DIRECTION:
Go through the material and tally the lines containing the string "bias". Give the total alone.

(Dataset rows about figures)

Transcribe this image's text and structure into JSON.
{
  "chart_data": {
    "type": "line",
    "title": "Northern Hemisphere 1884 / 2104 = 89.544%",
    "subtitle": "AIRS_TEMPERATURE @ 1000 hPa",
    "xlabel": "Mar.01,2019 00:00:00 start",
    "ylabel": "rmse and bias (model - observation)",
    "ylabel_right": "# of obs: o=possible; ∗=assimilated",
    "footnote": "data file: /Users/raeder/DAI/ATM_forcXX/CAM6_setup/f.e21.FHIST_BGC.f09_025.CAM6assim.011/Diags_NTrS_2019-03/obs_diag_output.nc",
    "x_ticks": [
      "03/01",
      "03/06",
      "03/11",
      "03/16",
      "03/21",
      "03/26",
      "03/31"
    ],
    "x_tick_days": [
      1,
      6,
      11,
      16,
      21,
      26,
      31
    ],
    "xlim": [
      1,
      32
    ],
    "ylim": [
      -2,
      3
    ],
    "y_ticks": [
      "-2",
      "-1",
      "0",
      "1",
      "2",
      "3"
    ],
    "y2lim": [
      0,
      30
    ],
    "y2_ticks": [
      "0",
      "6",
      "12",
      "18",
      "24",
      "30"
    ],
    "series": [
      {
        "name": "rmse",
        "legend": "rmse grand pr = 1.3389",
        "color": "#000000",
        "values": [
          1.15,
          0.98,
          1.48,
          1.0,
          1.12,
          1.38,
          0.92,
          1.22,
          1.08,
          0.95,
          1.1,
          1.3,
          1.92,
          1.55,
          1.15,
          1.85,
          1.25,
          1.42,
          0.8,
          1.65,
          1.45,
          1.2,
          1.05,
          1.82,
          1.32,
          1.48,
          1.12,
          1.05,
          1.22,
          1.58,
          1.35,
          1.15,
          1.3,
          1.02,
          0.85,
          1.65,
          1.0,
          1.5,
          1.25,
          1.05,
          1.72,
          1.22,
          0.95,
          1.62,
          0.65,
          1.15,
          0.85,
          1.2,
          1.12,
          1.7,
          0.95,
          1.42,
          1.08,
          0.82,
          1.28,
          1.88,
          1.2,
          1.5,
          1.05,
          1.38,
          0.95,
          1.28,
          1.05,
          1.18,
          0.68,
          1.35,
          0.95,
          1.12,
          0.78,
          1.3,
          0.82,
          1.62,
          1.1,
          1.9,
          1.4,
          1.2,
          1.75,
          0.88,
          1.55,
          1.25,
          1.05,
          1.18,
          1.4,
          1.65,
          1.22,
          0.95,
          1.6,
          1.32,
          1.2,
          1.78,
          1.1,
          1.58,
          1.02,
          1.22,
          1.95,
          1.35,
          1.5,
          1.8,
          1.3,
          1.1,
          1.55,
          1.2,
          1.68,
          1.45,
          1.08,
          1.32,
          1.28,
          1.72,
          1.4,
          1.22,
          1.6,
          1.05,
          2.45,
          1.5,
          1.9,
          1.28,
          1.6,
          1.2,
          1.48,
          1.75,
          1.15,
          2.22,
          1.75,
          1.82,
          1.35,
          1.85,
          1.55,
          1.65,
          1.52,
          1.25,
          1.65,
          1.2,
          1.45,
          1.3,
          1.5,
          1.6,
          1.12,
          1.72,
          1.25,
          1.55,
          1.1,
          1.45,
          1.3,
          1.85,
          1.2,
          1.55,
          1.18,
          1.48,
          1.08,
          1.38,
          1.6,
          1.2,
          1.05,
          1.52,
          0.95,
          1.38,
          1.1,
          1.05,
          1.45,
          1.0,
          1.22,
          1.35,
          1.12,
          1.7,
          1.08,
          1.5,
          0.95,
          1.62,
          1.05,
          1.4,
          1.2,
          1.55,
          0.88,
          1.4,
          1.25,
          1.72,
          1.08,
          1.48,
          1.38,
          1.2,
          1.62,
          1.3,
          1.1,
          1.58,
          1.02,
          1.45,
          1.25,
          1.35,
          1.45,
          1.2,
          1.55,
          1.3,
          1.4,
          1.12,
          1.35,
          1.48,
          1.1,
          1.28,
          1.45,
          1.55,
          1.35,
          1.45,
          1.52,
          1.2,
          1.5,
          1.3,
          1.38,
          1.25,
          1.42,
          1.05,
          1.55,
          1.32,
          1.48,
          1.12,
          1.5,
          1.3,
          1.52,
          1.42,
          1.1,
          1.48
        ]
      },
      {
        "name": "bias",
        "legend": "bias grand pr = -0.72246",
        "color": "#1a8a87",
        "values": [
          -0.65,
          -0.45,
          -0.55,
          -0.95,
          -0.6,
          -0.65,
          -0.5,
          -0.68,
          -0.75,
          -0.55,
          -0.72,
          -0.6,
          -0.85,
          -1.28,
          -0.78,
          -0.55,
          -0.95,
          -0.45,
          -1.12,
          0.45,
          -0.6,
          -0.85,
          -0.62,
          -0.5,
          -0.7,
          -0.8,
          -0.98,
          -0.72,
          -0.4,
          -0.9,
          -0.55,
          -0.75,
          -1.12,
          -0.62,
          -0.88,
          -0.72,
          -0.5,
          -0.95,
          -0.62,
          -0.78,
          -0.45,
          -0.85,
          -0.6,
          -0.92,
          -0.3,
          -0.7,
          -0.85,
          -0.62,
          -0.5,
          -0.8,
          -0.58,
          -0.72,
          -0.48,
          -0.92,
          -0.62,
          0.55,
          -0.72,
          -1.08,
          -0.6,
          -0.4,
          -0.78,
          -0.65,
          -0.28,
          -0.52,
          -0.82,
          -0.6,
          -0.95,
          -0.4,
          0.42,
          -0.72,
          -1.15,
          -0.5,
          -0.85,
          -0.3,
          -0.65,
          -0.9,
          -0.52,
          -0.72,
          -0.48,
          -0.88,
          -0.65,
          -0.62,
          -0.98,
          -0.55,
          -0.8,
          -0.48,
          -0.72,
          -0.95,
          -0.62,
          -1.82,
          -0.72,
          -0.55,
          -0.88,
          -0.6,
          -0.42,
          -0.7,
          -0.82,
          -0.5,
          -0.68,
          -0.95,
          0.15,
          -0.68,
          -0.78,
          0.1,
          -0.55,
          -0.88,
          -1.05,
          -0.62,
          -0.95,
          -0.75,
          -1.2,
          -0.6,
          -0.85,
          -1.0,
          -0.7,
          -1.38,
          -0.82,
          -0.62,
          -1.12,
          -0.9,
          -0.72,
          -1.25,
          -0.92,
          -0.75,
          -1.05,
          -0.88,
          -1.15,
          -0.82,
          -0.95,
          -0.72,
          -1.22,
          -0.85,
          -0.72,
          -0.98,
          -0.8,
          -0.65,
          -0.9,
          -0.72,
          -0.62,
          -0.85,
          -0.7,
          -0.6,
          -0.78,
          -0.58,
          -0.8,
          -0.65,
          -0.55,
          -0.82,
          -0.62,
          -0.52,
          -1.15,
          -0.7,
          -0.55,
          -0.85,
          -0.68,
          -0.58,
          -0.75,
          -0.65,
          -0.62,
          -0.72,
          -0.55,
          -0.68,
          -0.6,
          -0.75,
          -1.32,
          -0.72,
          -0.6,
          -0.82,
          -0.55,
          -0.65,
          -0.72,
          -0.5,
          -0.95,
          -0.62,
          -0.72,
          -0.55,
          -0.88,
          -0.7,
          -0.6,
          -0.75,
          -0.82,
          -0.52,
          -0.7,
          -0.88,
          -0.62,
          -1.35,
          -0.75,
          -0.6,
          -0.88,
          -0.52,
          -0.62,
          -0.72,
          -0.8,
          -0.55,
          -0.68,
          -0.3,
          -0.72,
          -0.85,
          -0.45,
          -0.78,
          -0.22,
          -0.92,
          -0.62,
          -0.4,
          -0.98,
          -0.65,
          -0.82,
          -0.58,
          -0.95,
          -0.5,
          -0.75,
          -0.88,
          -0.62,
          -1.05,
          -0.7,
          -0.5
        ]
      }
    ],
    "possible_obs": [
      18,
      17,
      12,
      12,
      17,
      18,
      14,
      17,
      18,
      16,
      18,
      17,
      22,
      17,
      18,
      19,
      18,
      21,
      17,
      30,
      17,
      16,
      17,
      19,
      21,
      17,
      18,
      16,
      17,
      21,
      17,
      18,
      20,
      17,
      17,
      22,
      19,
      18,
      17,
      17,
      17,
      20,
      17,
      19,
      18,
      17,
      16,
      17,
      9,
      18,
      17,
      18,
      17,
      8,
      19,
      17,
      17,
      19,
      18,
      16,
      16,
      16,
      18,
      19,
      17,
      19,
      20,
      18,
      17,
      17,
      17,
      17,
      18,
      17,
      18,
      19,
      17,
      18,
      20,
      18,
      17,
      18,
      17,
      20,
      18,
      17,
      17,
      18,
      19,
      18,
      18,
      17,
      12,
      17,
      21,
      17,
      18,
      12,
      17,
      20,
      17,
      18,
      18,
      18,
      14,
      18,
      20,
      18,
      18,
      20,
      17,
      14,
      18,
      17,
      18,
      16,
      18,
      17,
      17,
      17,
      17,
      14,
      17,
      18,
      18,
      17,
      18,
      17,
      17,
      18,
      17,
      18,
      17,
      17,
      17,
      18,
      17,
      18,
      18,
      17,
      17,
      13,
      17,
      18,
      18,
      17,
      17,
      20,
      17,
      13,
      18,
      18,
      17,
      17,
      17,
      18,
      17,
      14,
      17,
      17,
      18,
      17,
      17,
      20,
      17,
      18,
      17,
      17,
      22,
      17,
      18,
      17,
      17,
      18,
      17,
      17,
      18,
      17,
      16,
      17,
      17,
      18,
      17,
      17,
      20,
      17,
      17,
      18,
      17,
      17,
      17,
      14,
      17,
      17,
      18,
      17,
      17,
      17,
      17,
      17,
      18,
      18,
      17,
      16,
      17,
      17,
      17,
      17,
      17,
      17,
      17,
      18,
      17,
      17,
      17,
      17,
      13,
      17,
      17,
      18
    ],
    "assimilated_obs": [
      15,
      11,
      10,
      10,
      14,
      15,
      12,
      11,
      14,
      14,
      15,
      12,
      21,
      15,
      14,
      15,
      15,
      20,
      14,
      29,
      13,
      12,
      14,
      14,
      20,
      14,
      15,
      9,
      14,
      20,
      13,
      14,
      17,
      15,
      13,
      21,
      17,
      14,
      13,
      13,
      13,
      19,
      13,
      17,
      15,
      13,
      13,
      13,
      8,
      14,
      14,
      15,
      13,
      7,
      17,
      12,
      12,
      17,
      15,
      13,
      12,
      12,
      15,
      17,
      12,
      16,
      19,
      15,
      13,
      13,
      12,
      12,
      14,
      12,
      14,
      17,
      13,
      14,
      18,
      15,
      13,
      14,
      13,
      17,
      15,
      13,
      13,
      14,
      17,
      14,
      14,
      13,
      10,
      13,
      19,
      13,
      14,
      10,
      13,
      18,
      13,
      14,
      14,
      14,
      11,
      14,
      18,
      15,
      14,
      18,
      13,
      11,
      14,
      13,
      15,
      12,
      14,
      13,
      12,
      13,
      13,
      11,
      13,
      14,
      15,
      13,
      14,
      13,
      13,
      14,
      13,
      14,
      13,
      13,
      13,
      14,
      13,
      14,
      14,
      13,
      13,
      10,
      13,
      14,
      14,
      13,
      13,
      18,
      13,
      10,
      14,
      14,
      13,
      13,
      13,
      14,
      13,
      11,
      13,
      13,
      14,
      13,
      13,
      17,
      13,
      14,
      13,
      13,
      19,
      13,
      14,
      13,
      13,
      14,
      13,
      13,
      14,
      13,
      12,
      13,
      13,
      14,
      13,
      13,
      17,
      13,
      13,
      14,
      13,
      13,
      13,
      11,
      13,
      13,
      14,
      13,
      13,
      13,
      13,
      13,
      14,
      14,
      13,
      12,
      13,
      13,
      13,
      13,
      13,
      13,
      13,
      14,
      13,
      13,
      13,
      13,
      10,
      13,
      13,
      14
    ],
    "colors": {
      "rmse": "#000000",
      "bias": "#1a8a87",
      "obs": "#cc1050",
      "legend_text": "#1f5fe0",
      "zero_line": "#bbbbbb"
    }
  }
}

REPLY TO THE EXERCISE:
4